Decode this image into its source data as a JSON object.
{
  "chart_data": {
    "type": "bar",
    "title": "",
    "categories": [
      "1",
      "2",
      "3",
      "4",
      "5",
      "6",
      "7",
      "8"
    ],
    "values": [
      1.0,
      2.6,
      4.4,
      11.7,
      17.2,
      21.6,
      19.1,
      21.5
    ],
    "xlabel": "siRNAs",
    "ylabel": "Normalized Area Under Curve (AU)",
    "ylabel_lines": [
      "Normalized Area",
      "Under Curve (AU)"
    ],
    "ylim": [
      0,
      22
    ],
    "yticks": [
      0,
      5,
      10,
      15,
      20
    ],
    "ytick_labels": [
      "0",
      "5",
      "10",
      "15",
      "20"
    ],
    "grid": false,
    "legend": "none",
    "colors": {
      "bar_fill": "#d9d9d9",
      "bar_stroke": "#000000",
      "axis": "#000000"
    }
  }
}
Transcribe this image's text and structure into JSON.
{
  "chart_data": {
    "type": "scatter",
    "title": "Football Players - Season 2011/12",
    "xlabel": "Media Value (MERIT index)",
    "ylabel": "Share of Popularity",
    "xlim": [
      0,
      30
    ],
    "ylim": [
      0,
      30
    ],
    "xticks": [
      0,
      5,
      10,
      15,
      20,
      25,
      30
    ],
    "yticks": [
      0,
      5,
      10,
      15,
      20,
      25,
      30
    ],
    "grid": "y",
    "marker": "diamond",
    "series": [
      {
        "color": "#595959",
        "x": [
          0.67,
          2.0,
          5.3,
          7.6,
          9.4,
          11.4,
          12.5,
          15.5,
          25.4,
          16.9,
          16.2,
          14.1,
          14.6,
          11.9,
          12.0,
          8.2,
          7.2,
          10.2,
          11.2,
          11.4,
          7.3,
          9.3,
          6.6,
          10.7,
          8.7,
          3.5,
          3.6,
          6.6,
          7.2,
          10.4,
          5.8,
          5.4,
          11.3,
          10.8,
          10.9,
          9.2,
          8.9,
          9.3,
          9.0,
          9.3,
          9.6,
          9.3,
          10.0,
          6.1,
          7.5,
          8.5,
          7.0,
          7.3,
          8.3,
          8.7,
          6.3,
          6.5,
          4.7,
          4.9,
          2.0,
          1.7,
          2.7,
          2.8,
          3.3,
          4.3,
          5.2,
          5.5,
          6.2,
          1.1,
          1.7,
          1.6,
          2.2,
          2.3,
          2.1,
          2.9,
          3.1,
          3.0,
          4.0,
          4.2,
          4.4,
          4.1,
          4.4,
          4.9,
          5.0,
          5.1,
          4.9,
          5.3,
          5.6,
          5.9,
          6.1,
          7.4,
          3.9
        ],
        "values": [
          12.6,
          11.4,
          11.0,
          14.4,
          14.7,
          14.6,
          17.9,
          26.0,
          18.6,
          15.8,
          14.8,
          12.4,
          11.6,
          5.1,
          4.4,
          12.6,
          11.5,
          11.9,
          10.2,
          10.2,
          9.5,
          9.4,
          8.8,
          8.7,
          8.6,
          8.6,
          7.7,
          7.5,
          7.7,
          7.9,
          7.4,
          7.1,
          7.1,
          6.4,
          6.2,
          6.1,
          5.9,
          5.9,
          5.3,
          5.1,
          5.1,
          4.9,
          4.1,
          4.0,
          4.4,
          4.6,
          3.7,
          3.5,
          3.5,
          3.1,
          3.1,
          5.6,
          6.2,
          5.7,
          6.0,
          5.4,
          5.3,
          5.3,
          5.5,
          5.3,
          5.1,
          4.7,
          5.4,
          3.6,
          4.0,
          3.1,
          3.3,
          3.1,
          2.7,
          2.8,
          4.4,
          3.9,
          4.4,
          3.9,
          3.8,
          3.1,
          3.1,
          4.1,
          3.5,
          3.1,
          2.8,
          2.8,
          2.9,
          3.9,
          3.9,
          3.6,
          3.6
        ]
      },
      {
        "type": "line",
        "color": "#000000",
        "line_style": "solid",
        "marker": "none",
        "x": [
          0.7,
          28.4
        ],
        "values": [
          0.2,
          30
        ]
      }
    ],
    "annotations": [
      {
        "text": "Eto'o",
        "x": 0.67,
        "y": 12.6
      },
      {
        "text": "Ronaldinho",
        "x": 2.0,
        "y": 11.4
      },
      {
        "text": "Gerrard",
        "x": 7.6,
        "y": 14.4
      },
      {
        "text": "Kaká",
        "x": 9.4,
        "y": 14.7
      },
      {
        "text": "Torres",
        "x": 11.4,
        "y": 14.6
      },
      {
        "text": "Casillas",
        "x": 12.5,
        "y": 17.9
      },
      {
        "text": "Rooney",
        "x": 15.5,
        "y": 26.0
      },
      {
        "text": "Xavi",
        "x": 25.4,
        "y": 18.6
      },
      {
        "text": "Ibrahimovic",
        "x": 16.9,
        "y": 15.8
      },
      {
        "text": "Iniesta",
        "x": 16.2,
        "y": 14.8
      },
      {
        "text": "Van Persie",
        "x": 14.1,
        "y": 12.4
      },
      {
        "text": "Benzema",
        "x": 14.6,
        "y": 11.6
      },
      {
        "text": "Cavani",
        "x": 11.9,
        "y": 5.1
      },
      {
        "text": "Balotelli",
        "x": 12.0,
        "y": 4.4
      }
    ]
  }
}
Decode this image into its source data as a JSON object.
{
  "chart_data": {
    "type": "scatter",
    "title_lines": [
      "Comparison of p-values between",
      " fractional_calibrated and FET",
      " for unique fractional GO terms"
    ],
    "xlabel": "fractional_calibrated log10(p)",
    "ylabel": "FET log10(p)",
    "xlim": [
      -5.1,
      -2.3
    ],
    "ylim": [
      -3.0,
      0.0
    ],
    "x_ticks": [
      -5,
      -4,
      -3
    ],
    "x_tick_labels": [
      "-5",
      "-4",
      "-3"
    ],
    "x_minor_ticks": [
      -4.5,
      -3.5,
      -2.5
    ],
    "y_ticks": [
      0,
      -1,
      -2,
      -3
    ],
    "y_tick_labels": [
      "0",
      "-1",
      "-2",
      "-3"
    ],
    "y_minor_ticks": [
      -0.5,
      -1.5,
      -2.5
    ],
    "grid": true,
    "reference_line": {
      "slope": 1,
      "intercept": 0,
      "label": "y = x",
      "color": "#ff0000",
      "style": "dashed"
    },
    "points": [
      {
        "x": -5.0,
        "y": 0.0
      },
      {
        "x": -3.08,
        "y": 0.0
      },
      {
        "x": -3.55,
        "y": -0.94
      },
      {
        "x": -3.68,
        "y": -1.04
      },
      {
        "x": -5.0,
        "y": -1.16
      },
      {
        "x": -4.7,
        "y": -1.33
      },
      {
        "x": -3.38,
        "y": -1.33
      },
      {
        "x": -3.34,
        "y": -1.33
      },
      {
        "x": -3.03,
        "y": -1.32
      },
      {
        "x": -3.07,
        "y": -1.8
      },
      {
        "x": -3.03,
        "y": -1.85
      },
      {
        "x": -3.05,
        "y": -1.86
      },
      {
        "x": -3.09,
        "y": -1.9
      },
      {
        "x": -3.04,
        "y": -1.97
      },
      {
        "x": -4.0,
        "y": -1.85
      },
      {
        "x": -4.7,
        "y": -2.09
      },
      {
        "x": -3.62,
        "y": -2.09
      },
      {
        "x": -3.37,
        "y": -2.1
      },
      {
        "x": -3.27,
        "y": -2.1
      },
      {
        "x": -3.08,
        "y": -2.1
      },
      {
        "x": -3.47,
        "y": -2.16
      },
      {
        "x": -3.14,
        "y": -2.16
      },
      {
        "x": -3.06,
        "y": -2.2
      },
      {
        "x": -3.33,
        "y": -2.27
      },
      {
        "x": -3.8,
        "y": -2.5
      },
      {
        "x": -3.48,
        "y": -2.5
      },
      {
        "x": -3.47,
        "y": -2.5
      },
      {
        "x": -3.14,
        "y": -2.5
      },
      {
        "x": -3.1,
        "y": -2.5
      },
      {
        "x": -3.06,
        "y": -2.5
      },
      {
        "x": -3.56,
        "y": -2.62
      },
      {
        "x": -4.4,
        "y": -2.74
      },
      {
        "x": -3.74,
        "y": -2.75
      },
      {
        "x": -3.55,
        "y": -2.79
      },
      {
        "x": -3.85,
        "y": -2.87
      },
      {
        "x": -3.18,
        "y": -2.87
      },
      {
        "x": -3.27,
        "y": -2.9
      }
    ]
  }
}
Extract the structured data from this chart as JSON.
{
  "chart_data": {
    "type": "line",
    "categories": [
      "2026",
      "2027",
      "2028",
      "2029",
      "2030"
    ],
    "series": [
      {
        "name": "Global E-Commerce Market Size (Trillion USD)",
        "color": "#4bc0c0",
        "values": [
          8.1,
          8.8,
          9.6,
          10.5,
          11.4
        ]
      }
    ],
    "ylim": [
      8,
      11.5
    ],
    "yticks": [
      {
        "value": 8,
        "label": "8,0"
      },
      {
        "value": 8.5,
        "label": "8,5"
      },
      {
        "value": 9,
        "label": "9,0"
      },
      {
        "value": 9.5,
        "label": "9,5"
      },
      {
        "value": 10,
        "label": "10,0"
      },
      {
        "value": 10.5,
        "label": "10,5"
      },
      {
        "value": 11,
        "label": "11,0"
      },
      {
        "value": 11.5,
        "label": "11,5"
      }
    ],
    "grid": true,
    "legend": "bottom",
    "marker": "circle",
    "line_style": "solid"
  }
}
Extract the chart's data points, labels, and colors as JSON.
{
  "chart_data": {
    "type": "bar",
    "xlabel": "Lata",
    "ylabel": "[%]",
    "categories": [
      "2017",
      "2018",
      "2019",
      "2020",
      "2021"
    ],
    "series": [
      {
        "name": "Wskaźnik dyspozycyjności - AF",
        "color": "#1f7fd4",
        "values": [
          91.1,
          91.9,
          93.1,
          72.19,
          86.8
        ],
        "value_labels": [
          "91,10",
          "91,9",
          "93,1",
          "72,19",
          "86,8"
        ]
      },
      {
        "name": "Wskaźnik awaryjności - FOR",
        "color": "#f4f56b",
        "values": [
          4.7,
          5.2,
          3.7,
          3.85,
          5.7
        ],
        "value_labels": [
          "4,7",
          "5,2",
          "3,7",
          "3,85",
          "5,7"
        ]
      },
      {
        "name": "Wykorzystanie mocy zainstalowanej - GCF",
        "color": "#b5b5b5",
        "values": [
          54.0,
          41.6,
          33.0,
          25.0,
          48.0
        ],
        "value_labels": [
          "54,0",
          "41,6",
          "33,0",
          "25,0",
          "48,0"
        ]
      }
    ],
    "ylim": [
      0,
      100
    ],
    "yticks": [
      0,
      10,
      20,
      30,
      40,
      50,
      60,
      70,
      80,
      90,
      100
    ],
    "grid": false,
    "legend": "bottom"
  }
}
-- -- --
• **Aim**: State the count of lines in the data holding the word "Curve", adding nothing to it.

• **Complete answer**: 2